◆ AIM OF THE TASK
Write out every line of the items below, reproducing each character and number without alteration.

————————

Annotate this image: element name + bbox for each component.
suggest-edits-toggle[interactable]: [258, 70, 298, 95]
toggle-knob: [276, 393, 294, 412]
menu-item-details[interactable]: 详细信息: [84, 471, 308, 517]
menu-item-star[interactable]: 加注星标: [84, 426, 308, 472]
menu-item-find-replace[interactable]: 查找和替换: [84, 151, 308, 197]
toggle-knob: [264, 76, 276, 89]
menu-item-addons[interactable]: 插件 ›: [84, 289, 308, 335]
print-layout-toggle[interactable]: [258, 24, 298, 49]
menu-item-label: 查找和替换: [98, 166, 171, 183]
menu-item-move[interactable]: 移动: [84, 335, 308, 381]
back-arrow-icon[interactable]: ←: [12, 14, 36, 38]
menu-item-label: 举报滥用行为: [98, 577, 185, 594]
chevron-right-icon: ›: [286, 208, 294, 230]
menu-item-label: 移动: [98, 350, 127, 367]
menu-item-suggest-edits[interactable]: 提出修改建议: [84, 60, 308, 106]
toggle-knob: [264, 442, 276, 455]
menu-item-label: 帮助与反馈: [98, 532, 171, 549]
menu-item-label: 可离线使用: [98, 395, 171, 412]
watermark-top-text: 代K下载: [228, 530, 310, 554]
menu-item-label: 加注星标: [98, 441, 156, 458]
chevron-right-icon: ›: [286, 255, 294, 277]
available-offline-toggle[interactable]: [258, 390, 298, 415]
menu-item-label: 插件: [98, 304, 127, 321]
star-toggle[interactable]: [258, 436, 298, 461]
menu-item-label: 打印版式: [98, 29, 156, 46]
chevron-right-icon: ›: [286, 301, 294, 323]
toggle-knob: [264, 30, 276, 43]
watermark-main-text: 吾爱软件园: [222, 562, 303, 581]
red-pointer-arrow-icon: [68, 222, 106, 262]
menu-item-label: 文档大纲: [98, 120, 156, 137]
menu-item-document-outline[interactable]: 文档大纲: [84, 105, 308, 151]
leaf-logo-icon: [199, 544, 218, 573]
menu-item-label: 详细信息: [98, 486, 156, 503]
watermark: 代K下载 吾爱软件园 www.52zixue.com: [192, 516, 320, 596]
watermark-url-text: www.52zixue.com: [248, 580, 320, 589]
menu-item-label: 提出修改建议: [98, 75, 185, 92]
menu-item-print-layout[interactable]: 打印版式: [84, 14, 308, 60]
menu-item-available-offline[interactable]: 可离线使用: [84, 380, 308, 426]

————————

◆ FINAL ANSWER
Annotate this image: element name + bbox for each component.
suggest-edits-toggle[interactable]: [258, 70, 298, 95]
toggle-knob: [276, 393, 294, 412]
menu-item-details[interactable]: 详细信息: [84, 471, 308, 517]
menu-item-star[interactable]: 加注星标: [84, 426, 308, 472]
menu-item-find-replace[interactable]: 查找和替换: [84, 151, 308, 197]
toggle-knob: [264, 76, 276, 89]
menu-item-addons[interactable]: 插件 ›: [84, 289, 308, 335]
print-layout-toggle[interactable]: [258, 24, 298, 49]
menu-item-label: 查找和替换: [98, 166, 171, 183]
menu-item-move[interactable]: 移动: [84, 335, 308, 381]
back-arrow-icon[interactable]: ←: [12, 14, 36, 38]
menu-item-label: 举报滥用行为: [98, 577, 185, 594]
chevron-right-icon: ›: [286, 208, 294, 230]
menu-item-label: 移动: [98, 350, 127, 367]
menu-item-suggest-edits[interactable]: 提出修改建议: [84, 60, 308, 106]
toggle-knob: [264, 442, 276, 455]
menu-item-label: 帮助与反馈: [98, 532, 171, 549]
menu-item-label: 可离线使用: [98, 395, 171, 412]
watermark-top-text: 代K下载: [228, 530, 310, 554]
menu-item-label: 加注星标: [98, 441, 156, 458]
chevron-right-icon: ›: [286, 255, 294, 277]
available-offline-toggle[interactable]: [258, 390, 298, 415]
menu-item-label: 插件: [98, 304, 127, 321]
star-toggle[interactable]: [258, 436, 298, 461]
menu-item-label: 打印版式: [98, 29, 156, 46]
chevron-right-icon: ›: [286, 301, 294, 323]
toggle-knob: [264, 30, 276, 43]
watermark-main-text: 吾爱软件园: [222, 562, 303, 581]
red-pointer-arrow-icon: [68, 222, 106, 262]
menu-item-label: 文档大纲: [98, 120, 156, 137]
menu-item-document-outline[interactable]: 文档大纲: [84, 105, 308, 151]
leaf-logo-icon: [199, 544, 218, 573]
menu-item-label: 详细信息: [98, 486, 156, 503]
watermark: 代K下载 吾爱软件园 www.52zixue.com: [192, 516, 320, 596]
watermark-url-text: www.52zixue.com: [248, 580, 320, 589]
menu-item-label: 提出修改建议: [98, 75, 185, 92]
menu-item-print-layout[interactable]: 打印版式: [84, 14, 308, 60]
menu-item-available-offline[interactable]: 可离线使用: [84, 380, 308, 426]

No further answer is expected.